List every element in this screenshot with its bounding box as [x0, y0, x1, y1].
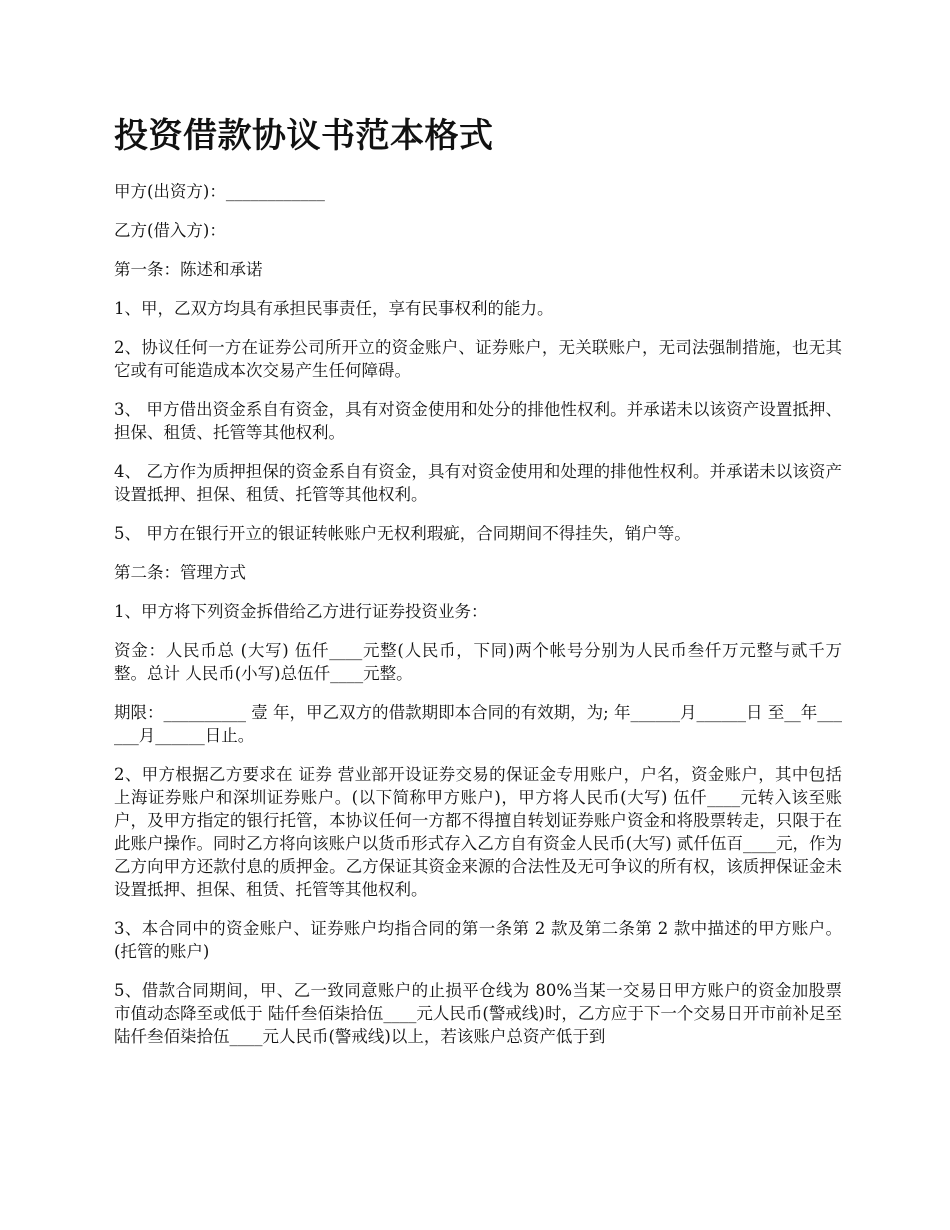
article-1-heading: 第一条：陈述和承诺 — [114, 260, 263, 279]
funds-paragraph: 资金：人民币总 (大写) 伍仟____元整(人民币，下同)两个帐号分别为人民币叁仟万元整与贰千万整。总计 人民币(小写)总伍仟____元整。 — [114, 641, 842, 683]
article-2-clause-5: 5、借款合同期间，甲、乙一致同意账户的止损平仓线为 80%当某一交易日甲方账户的资金加股票市值动态降至或低于 陆仟叁佰柒拾伍____元人民币(警戒线)时，乙方应于下一个交易日开市前补足至 陆仟叁佰柒拾伍____元人民币(警戒线)以上，若该账户总资产低于到 — [114, 981, 842, 1046]
article-1-clause-1: 1、甲，乙双方均具有承担民事责任，享有民事权利的能力。 — [114, 299, 554, 318]
article-1-clause-4: 4、 乙方作为质押担保的资金系自有资金，具有对资金使用和处理的排他性权利。并承诺未以该资产设置抵押、担保、租赁、托管等其他权利。 — [114, 462, 842, 504]
document-page — [114, 112, 842, 1064]
term-paragraph: 期限：__________ 壹 年，甲乙双方的借款期即本合同的有效期，为; 年______月______日 至__年______月______日止。 — [114, 703, 842, 745]
party-b-line: 乙方(借入方)： — [114, 221, 226, 240]
article-1-clause-5: 5、 甲方在银行开立的银证转帐账户无权利瑕疵，合同期间不得挂失，销户等。 — [114, 524, 691, 543]
article-1-clause-2: 2、协议任何一方在证券公司所开立的资金账户、证券账户，无关联账户，无司法强制措施，也无其它或有可能造成本次交易产生任何障碍。 — [114, 338, 842, 380]
document-title: 投资借款协议书范本格式 — [114, 116, 494, 156]
article-2-clause-2: 2、甲方根据乙方要求在 证券 营业部开设证券交易的保证金专用账户，户名，资金账户，其中包括上海证券账户和深圳证券账户。(以下简称甲方账户)，甲方将人民币(大写) 伍仟____元转入该至账户，及甲方指定的银行托管，本协议任何一方都不得擅自转划证券账户资金和将股票转走，只限于在此账户操作。同时乙方将向该账户以货币形式存入乙方自有资金人民币(大写) 贰仟伍百____元，作为乙方向甲方还款付息的质押金。乙方保证其资金来源的合法性及无可争议的所有权，该质押保证金未设置抵押、担保、租赁、托管等其他权利。 — [114, 765, 842, 899]
article-2-clause-1: 1、甲方将下列资金拆借给乙方进行证券投资业务： — [114, 602, 488, 621]
article-1-clause-3: 3、 甲方借出资金系自有资金，具有对资金使用和处分的排他性权利。并承诺未以该资产设置抵押、担保、租赁、托管等其他权利。 — [114, 400, 842, 442]
article-2-heading: 第二条：管理方式 — [114, 563, 246, 582]
party-a-line: 甲方(出资方)：____________ — [114, 182, 325, 201]
article-2-clause-3: 3、本合同中的资金账户、证券账户均指合同的第一条第 2 款及第二条第 2 款中描述的甲方账户。(托管的账户) — [114, 919, 842, 961]
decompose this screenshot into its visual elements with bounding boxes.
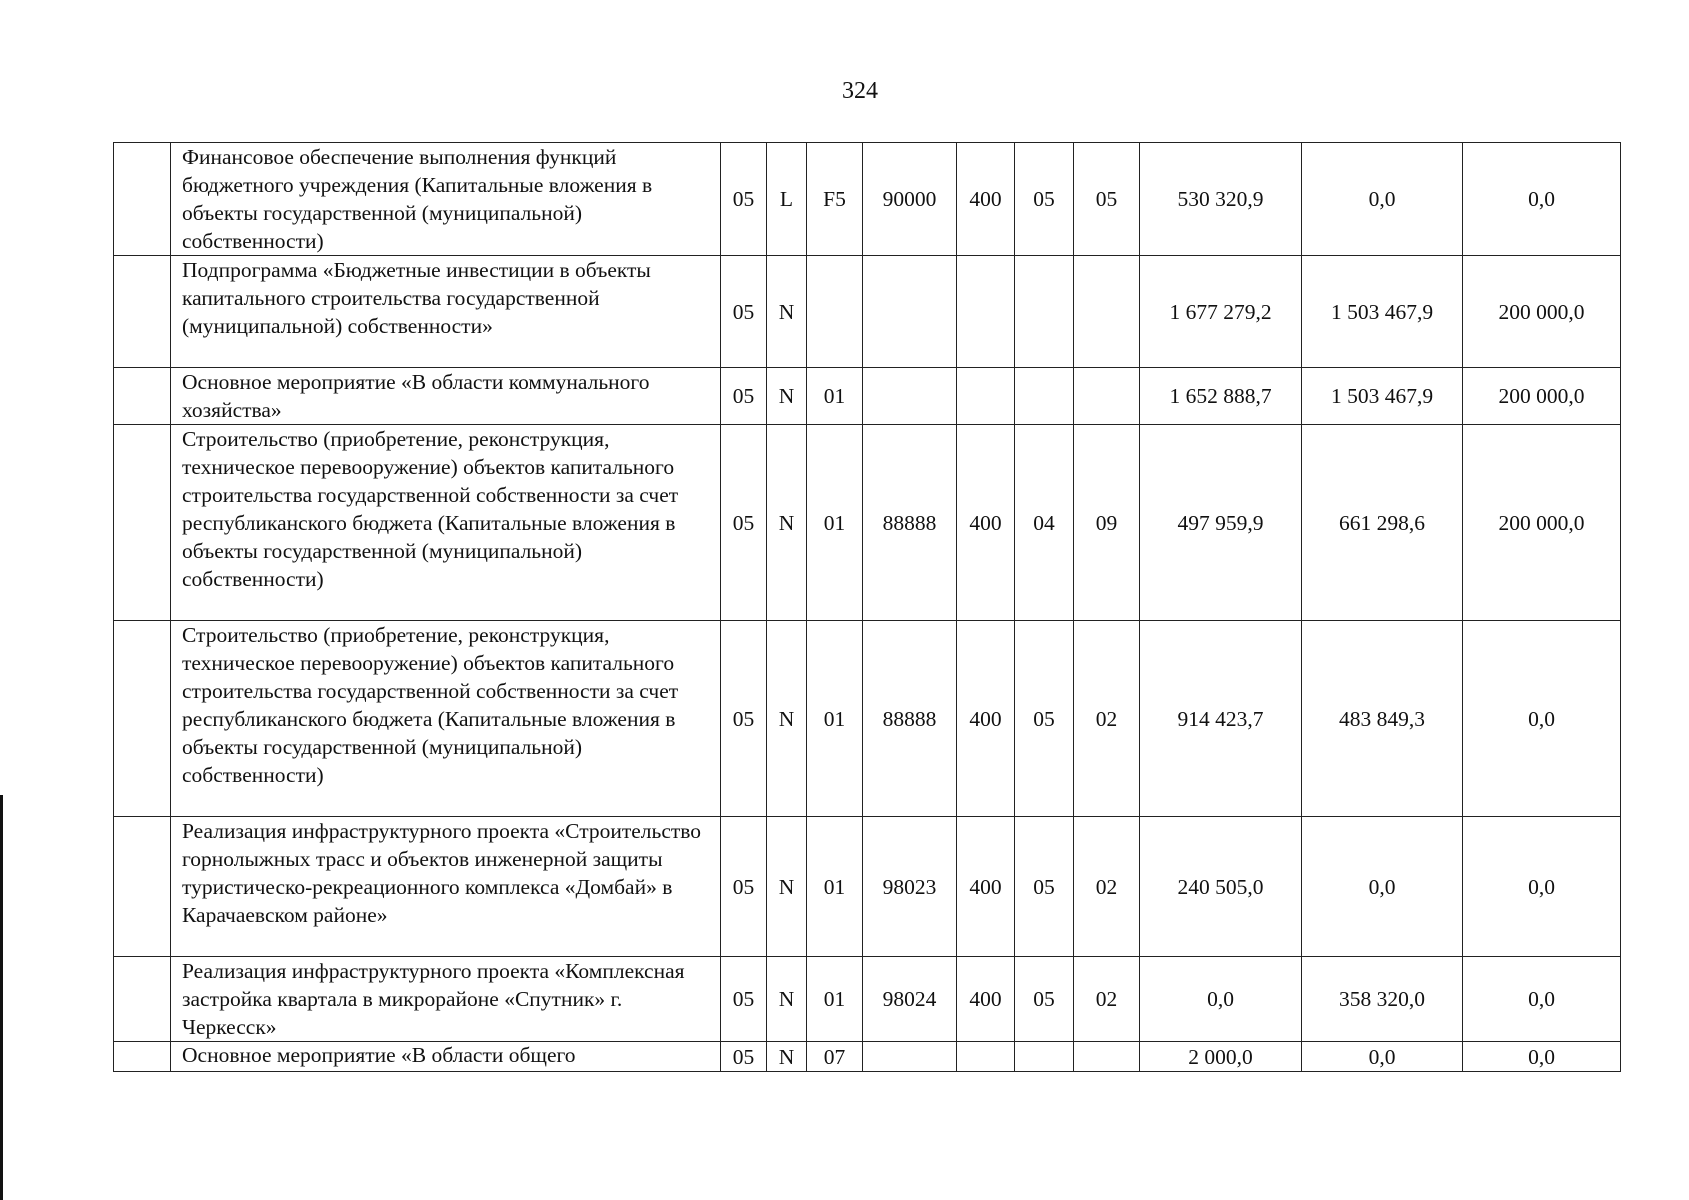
code-cell: 98023 (863, 817, 957, 957)
code-cell: 05 (721, 143, 767, 256)
code-cell: 01 (807, 957, 863, 1042)
code-cell: 400 (957, 957, 1015, 1042)
amount-cell: 0,0 (1302, 1042, 1463, 1072)
code-cell (957, 256, 1015, 368)
table-row (114, 957, 1621, 1042)
amount-cell: 1 652 888,7 (1140, 368, 1302, 425)
row-name: Подпрограмма «Бюджетные инвестиции в объекты капитального строительства государственной (муниципальной) собственности» (171, 256, 721, 368)
code-cell: 05 (721, 817, 767, 957)
code-cell: 04 (1015, 425, 1074, 621)
code-cell (1074, 1042, 1140, 1072)
code-cell: 05 (1074, 143, 1140, 256)
code-cell: L (767, 143, 807, 256)
row-name: Основное мероприятие «В области общего (171, 1042, 721, 1072)
code-cell: 01 (807, 621, 863, 817)
code-cell: 05 (721, 621, 767, 817)
amount-cell: 661 298,6 (1302, 425, 1463, 621)
row-number-cell (114, 621, 171, 817)
code-cell: N (767, 621, 807, 817)
code-cell: 01 (807, 425, 863, 621)
code-cell (807, 256, 863, 368)
code-cell: 400 (957, 143, 1015, 256)
amount-cell: 200 000,0 (1463, 256, 1621, 368)
code-cell (863, 368, 957, 425)
amount-cell: 1 503 467,9 (1302, 368, 1463, 425)
amount-cell: 200 000,0 (1463, 425, 1621, 621)
amount-cell: 358 320,0 (1302, 957, 1463, 1042)
code-cell: 02 (1074, 957, 1140, 1042)
code-cell: 05 (1015, 817, 1074, 957)
code-cell (1074, 256, 1140, 368)
code-cell: N (767, 817, 807, 957)
table-row (114, 621, 1621, 817)
amount-cell: 0,0 (1463, 817, 1621, 957)
code-cell (1015, 1042, 1074, 1072)
budget-table (113, 142, 1621, 1072)
amount-cell: 2 000,0 (1140, 1042, 1302, 1072)
code-cell (957, 1042, 1015, 1072)
row-name: Строительство (приобретение, реконструкция, техническое перевооружение) объектов капитального строительства государственной собственности за счет республиканского бюджета (Капитальные вложения в объекты государственной (муниципальной) собственности) (171, 621, 721, 817)
row-name: Строительство (приобретение, реконструкция, техническое перевооружение) объектов капитального строительства государственной собственности за счет республиканского бюджета (Капитальные вложения в объекты государственной (муниципальной) собственности) (171, 425, 721, 621)
code-cell: 05 (721, 1042, 767, 1072)
code-cell: 01 (807, 368, 863, 425)
code-cell: 05 (1015, 143, 1074, 256)
code-cell: 400 (957, 817, 1015, 957)
table-row (114, 425, 1621, 621)
scan-edge-line (0, 795, 3, 1200)
code-cell: 98024 (863, 957, 957, 1042)
code-cell: N (767, 256, 807, 368)
amount-cell: 1 503 467,9 (1302, 256, 1463, 368)
amount-cell: 0,0 (1302, 817, 1463, 957)
code-cell (1074, 368, 1140, 425)
code-cell: 05 (721, 368, 767, 425)
amount-cell: 0,0 (1463, 621, 1621, 817)
code-cell: N (767, 1042, 807, 1072)
code-cell: 09 (1074, 425, 1140, 621)
amount-cell: 914 423,7 (1140, 621, 1302, 817)
code-cell (863, 1042, 957, 1072)
code-cell: N (767, 957, 807, 1042)
row-number-cell (114, 256, 171, 368)
amount-cell: 483 849,3 (1302, 621, 1463, 817)
table-row (114, 1042, 1621, 1072)
row-name: Реализация инфраструктурного проекта «Строительство горнолыжных трасс и объектов инженерной защиты туристическо-рекреационного комплекса «Домбай» в Карачаевском районе» (171, 817, 721, 957)
code-cell: 05 (721, 256, 767, 368)
amount-cell: 530 320,9 (1140, 143, 1302, 256)
code-cell: F5 (807, 143, 863, 256)
row-number-cell (114, 143, 171, 256)
code-cell: 07 (807, 1042, 863, 1072)
table-row (114, 256, 1621, 368)
code-cell: N (767, 368, 807, 425)
code-cell: 02 (1074, 621, 1140, 817)
code-cell: 05 (1015, 957, 1074, 1042)
code-cell: 05 (721, 425, 767, 621)
row-name: Финансовое обеспечение выполнения функций бюджетного учреждения (Капитальные вложения в объекты государственной (муниципальной) собственности) (171, 143, 721, 256)
amount-cell: 1 677 279,2 (1140, 256, 1302, 368)
code-cell (863, 256, 957, 368)
amount-cell: 200 000,0 (1463, 368, 1621, 425)
code-cell: 88888 (863, 425, 957, 621)
row-number-cell (114, 1042, 171, 1072)
code-cell: 02 (1074, 817, 1140, 957)
table-row (114, 143, 1621, 256)
amount-cell: 0,0 (1140, 957, 1302, 1042)
code-cell (1015, 368, 1074, 425)
row-name: Основное мероприятие «В области коммунального хозяйства» (171, 368, 721, 425)
row-number-cell (114, 817, 171, 957)
row-number-cell (114, 425, 171, 621)
code-cell (1015, 256, 1074, 368)
row-number-cell (114, 957, 171, 1042)
page-number: 324 (842, 78, 878, 104)
code-cell: N (767, 425, 807, 621)
amount-cell: 0,0 (1463, 143, 1621, 256)
amount-cell: 0,0 (1463, 1042, 1621, 1072)
amount-cell: 0,0 (1463, 957, 1621, 1042)
table-row (114, 368, 1621, 425)
amount-cell: 240 505,0 (1140, 817, 1302, 957)
row-number-cell (114, 368, 171, 425)
code-cell: 90000 (863, 143, 957, 256)
code-cell: 400 (957, 425, 1015, 621)
amount-cell: 497 959,9 (1140, 425, 1302, 621)
code-cell (957, 368, 1015, 425)
table-row (114, 817, 1621, 957)
code-cell: 400 (957, 621, 1015, 817)
code-cell: 05 (1015, 621, 1074, 817)
row-name: Реализация инфраструктурного проекта «Комплексная застройка квартала в микрорайоне «Спутник» г. Черкесск» (171, 957, 721, 1042)
amount-cell: 0,0 (1302, 143, 1463, 256)
code-cell: 05 (721, 957, 767, 1042)
code-cell: 88888 (863, 621, 957, 817)
code-cell: 01 (807, 817, 863, 957)
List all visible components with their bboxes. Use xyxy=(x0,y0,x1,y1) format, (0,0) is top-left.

######

* **Work to complete**
Please collect every line in the material above that contains the string "party". Case matters.

* **Task result**
party-b-line: 乙方(借入方)： — [114, 221, 226, 240]
party-a-line: 甲方(出资方)：____________ — [114, 182, 325, 201]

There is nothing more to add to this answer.